◆ SET TASK
Tally up how many lines in the listing below contain the string "ffffff", and give only the total.
++++ ENTRIES PROVIDED ++++
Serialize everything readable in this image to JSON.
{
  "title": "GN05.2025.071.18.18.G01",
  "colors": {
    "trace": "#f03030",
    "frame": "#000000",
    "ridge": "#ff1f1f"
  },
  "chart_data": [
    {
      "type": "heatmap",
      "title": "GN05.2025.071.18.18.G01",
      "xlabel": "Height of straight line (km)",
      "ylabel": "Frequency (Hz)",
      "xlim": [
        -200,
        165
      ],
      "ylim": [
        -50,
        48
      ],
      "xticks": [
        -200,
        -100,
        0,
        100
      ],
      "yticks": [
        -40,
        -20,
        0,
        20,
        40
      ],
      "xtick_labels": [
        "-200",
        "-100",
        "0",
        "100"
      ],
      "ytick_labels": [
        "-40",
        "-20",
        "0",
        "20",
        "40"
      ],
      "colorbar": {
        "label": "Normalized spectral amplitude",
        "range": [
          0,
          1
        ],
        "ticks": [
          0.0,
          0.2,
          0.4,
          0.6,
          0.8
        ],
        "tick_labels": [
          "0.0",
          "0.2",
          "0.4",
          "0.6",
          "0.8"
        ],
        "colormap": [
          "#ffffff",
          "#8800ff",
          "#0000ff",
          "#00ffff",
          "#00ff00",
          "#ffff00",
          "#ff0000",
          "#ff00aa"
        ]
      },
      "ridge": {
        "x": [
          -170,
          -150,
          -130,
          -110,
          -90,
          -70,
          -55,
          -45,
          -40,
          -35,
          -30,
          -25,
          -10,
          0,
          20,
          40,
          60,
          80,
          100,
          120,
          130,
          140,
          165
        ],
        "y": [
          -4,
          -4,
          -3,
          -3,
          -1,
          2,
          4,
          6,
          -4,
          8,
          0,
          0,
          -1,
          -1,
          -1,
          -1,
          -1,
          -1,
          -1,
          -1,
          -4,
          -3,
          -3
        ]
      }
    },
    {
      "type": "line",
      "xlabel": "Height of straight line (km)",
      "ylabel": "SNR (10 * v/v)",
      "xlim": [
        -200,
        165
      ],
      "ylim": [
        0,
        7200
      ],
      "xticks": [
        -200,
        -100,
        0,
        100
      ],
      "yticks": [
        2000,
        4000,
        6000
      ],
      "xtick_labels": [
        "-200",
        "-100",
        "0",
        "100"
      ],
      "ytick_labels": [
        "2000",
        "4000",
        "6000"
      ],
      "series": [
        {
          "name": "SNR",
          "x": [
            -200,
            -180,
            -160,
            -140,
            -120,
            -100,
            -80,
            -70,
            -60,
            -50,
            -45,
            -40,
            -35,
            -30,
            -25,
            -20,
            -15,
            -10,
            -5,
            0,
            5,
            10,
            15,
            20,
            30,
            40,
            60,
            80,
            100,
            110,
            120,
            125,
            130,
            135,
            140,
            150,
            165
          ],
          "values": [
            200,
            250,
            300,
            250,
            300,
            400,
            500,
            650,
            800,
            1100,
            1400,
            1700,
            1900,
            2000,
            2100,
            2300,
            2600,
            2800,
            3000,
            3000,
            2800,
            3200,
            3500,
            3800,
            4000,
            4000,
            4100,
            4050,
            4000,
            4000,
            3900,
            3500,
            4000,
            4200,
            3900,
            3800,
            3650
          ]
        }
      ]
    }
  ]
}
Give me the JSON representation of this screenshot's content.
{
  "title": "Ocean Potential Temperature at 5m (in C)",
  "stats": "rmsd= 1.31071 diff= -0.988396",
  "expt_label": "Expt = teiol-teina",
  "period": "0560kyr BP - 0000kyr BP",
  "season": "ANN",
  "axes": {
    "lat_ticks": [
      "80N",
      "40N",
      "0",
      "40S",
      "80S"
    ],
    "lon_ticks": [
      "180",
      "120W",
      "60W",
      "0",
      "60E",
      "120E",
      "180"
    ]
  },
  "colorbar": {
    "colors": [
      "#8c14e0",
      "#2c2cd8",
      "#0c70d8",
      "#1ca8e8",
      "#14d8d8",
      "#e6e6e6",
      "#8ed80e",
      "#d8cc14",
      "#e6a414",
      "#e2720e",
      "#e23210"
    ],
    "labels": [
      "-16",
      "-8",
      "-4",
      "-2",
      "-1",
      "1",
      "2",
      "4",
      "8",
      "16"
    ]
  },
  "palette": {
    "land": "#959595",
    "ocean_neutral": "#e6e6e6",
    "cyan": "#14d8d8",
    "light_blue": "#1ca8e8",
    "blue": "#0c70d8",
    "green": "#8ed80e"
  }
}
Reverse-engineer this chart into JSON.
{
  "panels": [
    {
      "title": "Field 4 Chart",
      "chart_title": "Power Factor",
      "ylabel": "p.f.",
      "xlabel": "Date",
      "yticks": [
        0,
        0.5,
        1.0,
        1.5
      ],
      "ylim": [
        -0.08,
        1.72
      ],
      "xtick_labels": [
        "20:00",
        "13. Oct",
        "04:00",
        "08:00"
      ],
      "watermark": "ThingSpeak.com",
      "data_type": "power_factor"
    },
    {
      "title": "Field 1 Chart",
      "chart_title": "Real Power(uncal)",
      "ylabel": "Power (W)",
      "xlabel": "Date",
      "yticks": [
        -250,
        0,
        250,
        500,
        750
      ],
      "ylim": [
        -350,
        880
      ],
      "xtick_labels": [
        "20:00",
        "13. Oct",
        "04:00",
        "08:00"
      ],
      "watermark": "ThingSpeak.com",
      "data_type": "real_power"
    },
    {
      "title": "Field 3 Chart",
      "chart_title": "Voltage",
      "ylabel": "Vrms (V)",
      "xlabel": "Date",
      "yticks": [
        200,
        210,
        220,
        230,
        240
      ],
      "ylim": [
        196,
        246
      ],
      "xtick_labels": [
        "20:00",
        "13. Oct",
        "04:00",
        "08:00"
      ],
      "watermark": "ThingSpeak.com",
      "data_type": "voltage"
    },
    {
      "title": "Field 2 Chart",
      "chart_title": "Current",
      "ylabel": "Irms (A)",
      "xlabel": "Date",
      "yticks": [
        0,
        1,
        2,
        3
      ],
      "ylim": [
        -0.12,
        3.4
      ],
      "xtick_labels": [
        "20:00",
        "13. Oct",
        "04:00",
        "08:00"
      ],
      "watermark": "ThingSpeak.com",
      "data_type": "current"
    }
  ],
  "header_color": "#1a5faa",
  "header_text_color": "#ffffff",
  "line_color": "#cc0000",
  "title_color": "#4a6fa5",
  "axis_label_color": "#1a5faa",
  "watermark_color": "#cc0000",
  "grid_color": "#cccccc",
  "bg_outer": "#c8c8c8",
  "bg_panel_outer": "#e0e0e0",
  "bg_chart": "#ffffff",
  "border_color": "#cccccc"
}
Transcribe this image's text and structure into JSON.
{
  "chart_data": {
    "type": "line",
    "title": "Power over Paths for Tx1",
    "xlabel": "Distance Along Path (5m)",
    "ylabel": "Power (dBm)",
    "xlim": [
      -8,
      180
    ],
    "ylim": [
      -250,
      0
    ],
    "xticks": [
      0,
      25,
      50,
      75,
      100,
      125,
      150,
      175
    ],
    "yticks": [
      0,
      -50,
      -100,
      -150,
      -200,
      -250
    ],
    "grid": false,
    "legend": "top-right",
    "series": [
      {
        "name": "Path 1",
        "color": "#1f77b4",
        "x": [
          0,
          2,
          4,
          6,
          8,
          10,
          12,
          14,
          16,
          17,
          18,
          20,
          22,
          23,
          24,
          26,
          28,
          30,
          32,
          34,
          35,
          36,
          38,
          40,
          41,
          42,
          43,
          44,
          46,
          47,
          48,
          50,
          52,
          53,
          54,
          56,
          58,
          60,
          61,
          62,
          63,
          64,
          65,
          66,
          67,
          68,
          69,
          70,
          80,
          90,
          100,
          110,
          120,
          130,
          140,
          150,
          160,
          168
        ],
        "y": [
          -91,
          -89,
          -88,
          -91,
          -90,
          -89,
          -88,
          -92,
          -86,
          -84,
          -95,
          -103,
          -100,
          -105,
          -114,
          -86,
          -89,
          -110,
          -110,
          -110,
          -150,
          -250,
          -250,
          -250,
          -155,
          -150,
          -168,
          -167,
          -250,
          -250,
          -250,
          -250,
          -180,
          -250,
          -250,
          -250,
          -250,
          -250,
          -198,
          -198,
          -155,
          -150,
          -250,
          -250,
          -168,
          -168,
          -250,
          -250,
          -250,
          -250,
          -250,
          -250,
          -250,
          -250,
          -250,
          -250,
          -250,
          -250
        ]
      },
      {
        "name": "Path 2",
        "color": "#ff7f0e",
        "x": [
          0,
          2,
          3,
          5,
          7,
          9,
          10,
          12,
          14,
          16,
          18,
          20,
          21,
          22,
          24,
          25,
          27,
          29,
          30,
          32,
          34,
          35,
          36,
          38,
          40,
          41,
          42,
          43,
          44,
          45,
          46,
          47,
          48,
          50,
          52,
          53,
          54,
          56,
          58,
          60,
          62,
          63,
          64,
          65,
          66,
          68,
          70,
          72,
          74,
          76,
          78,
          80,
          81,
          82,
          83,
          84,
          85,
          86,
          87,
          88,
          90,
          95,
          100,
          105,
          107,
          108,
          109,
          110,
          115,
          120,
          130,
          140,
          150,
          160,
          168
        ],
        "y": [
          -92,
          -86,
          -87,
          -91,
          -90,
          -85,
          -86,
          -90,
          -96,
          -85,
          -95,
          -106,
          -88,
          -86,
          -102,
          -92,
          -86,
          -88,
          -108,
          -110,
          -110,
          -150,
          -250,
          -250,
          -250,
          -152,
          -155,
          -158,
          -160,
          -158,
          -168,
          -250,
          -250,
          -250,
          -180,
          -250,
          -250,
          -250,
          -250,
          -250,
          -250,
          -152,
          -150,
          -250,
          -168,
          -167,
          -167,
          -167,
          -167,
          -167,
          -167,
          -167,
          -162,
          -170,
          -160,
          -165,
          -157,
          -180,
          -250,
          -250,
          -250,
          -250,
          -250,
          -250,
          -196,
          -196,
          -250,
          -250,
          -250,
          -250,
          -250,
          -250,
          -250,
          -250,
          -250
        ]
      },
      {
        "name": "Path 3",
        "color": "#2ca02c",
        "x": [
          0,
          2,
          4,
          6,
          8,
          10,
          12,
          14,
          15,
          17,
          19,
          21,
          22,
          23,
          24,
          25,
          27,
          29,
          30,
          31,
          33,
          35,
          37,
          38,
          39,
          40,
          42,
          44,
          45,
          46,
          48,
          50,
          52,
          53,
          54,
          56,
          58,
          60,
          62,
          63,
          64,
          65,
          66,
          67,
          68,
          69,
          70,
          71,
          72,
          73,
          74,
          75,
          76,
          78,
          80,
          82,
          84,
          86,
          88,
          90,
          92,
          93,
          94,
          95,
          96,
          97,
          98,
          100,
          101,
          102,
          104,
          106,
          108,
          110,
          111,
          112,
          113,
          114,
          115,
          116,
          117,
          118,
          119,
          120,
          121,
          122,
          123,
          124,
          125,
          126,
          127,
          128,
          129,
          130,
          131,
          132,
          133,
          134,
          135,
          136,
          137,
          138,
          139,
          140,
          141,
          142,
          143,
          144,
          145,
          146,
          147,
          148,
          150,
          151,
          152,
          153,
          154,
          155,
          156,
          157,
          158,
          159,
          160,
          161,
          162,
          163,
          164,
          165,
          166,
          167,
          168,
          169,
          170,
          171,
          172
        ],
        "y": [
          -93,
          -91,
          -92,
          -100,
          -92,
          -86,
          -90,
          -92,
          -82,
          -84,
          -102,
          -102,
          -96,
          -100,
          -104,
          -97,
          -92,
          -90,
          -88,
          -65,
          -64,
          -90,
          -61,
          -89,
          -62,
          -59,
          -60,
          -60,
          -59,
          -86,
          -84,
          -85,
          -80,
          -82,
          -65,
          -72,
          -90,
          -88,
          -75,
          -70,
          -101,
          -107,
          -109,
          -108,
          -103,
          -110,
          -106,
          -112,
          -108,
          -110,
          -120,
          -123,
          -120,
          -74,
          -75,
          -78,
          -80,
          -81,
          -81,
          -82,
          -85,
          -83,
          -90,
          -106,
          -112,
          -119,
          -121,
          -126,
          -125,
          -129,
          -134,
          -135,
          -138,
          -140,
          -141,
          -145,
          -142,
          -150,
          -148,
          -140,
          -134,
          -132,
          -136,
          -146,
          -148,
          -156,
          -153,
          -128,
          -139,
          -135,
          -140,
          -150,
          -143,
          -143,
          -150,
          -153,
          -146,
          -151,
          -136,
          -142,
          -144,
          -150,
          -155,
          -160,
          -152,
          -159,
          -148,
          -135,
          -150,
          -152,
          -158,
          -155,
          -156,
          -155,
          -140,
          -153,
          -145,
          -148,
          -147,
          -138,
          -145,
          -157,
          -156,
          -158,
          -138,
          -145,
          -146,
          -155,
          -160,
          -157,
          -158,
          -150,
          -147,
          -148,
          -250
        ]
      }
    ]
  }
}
++++
◆ ANSWER TO THE PROBLEM
3